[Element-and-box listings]
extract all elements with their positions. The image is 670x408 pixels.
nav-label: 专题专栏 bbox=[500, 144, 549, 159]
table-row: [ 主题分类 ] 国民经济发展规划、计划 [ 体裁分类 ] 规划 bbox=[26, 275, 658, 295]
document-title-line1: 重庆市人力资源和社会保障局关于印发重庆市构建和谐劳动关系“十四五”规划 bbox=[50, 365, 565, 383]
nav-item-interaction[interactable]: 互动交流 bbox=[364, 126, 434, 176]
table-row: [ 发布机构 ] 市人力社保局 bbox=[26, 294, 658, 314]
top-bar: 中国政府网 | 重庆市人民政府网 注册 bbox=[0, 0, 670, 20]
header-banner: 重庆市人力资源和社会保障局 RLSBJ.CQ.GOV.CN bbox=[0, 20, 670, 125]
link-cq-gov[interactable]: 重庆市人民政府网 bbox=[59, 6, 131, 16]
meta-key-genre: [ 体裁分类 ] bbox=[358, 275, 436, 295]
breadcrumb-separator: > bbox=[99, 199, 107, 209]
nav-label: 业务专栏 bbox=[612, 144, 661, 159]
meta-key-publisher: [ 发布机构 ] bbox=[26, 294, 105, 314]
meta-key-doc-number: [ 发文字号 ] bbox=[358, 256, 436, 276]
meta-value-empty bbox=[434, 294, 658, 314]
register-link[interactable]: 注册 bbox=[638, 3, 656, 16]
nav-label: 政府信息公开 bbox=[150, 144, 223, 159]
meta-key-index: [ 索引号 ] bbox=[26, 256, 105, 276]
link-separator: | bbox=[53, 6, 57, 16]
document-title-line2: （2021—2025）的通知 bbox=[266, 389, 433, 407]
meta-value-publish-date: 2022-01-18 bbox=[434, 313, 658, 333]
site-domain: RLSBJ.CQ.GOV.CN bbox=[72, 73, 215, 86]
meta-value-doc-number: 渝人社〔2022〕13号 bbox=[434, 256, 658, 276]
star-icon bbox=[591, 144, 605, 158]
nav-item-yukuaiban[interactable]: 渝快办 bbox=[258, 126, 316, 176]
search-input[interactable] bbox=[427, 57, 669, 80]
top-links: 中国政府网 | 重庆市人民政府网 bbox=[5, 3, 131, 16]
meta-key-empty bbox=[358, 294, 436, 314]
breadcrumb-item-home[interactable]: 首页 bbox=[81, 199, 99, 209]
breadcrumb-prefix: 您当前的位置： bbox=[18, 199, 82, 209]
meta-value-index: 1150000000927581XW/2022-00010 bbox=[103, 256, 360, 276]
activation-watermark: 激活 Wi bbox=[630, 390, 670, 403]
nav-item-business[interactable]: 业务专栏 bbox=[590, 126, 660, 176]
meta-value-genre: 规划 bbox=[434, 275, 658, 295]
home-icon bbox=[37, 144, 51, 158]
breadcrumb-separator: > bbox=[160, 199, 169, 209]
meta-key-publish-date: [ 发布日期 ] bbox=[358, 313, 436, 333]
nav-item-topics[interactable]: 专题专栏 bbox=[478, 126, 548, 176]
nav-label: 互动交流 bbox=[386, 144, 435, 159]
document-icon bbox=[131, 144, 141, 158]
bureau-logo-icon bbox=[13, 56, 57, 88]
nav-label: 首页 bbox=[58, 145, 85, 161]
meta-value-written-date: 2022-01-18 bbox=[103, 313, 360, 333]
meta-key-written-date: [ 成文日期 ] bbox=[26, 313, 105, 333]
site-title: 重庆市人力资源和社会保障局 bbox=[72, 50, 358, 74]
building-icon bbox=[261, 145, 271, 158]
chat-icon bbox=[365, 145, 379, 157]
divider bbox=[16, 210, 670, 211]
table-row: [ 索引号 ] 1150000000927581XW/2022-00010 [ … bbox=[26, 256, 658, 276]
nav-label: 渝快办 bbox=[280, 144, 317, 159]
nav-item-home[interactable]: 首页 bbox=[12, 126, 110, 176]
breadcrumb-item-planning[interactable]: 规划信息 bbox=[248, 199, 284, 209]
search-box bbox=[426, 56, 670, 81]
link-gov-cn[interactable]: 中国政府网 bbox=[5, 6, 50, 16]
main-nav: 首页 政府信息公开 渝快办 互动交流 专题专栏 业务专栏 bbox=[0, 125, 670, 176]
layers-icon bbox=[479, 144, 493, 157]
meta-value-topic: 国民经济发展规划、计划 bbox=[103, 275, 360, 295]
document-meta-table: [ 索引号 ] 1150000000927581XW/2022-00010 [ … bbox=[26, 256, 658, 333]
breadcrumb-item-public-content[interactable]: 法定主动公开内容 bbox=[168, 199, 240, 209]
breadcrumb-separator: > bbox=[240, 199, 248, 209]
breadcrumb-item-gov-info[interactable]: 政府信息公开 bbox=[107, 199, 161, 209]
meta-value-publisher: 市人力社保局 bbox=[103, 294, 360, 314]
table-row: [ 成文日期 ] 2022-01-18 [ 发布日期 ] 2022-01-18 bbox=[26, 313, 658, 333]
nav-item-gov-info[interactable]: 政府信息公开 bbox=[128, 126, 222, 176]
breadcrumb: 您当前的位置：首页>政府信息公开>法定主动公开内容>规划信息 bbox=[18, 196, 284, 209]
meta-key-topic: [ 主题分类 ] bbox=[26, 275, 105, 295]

• **DIRECTIVE**
Find every line in the items above that contains the string "发布机构", matching case, and copy each one out in full.

• **THE OUTPUT**
table-row: [ 发布机构 ] 市人力社保局 bbox=[26, 294, 658, 314]
meta-key-publisher: [ 发布机构 ] bbox=[26, 294, 105, 314]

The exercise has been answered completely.